**Record extracts**.
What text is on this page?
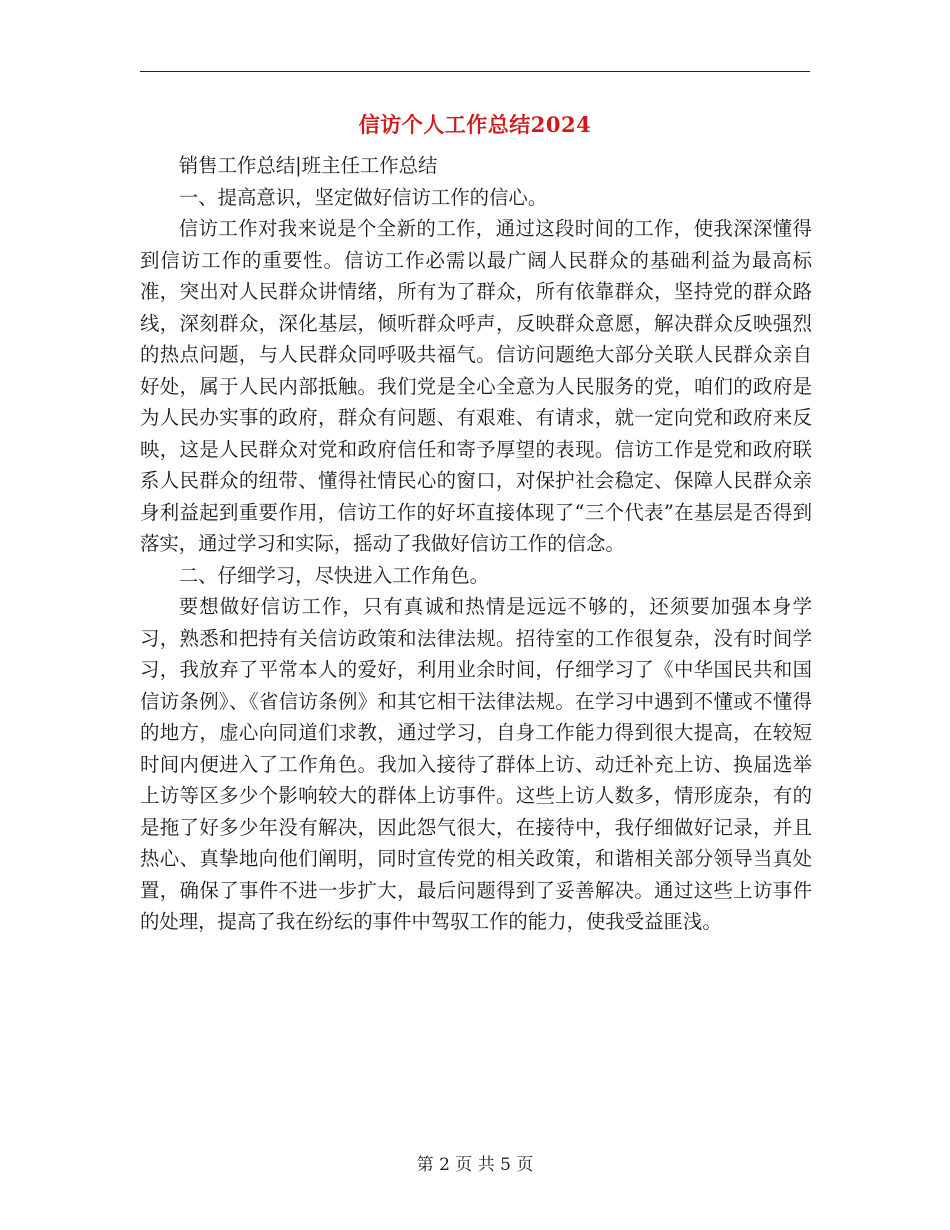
信访个人工作总结2024

销售工作总结|班主任工作总结

一、提高意识，坚定做好信访工作的信心。

信访工作对我来说是个全新的工作，通过这段时间的工作，使我深深懂得到信访工作的重要性。信访工作必需以最广阔人民群众的基础利益为最高标准，突出对人民群众讲情绪，所有为了群众，所有依靠群众，坚持党的群众路线，深刻群众，深化基层，倾听群众呼声，反映群众意愿，解决群众反映强烈的热点问题，与人民群众同呼吸共福气。信访问题绝大部分关联人民群众亲自好处，属于人民内部抵触。我们党是全心全意为人民服务的党，咱们的政府是为人民办实事的政府，群众有问题、有艰难、有请求，就一定向党和政府来反映，这是人民群众对党和政府信任和寄予厚望的表现。信访工作是党和政府联系人民群众的纽带、懂得社情民心的窗口，对保护社会稳定、保障人民群众亲身利益起到重要作用，信访工作的好坏直接体现了“三个代表”在基层是否得到落实，通过学习和实际，摇动了我做好信访工作的信念。

二、仔细学习，尽快进入工作角色。

要想做好信访工作，只有真诚和热情是远远不够的，还须要加强本身学习，熟悉和把持有关信访政策和法律法规。招待室的工作很复杂，没有时间学习，我放弃了平常本人的爱好，利用业余时间，仔细学习了《中华国民共和国信访条例》、《省信访条例》和其它相干法律法规。在学习中遇到不懂或不懂得的地方，虚心向同道们求教，通过学习，自身工作能力得到很大提高，在较短时间内便进入了工作角色。我加入接待了群体上访、动迁补充上访、换届选举上访等区多少个影响较大的群体上访事件。这些上访人数多，情形庞杂，有的是拖了好多少年没有解决，因此怨气很大，在接待中，我仔细做好记录，并且热心、真挚地向他们阐明，同时宣传党的相关政策，和谐相关部分领导当真处置，确保了事件不进一步扩大，最后问题得到了妥善解决。通过这些上访事件的处理，提高了我在纷纭的事件中驾驭工作的能力，使我受益匪浅。

第 2 页 共 5 页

**Task to complete**. Every entry above needs to be retyped exactly; drop the pictures.

**Answer to the task**.
What text is on this page?
信访个人工作总结2024

销售工作总结|班主任工作总结

一、提高意识，坚定做好信访工作的信心。

信访工作对我来说是个全新的工作，通过这段时间的工作，使我深深懂得到信访工作的重要性。信访工作必需以最广阔人民群众的基础利益为最高标准，突出对人民群众讲情绪，所有为了群众，所有依靠群众，坚持党的群众路线，深刻群众，深化基层，倾听群众呼声，反映群众意愿，解决群众反映强烈的热点问题，与人民群众同呼吸共福气。信访问题绝大部分关联人民群众亲自好处，属于人民内部抵触。我们党是全心全意为人民服务的党，咱们的政府是为人民办实事的政府，群众有问题、有艰难、有请求，就一定向党和政府来反映，这是人民群众对党和政府信任和寄予厚望的表现。信访工作是党和政府联系人民群众的纽带、懂得社情民心的窗口，对保护社会稳定、保障人民群众亲身利益起到重要作用，信访工作的好坏直接体现了“三个代表”在基层是否得到落实，通过学习和实际，摇动了我做好信访工作的信念。

二、仔细学习，尽快进入工作角色。

要想做好信访工作，只有真诚和热情是远远不够的，还须要加强本身学习，熟悉和把持有关信访政策和法律法规。招待室的工作很复杂，没有时间学习，我放弃了平常本人的爱好，利用业余时间，仔细学习了《中华国民共和国信访条例》、《省信访条例》和其它相干法律法规。在学习中遇到不懂或不懂得的地方，虚心向同道们求教，通过学习，自身工作能力得到很大提高，在较短时间内便进入了工作角色。我加入接待了群体上访、动迁补充上访、换届选举上访等区多少个影响较大的群体上访事件。这些上访人数多，情形庞杂，有的是拖了好多少年没有解决，因此怨气很大，在接待中，我仔细做好记录，并且热心、真挚地向他们阐明，同时宣传党的相关政策，和谐相关部分领导当真处置，确保了事件不进一步扩大，最后问题得到了妥善解决。通过这些上访事件的处理，提高了我在纷纭的事件中驾驭工作的能力，使我受益匪浅。

第 2 页 共 5 页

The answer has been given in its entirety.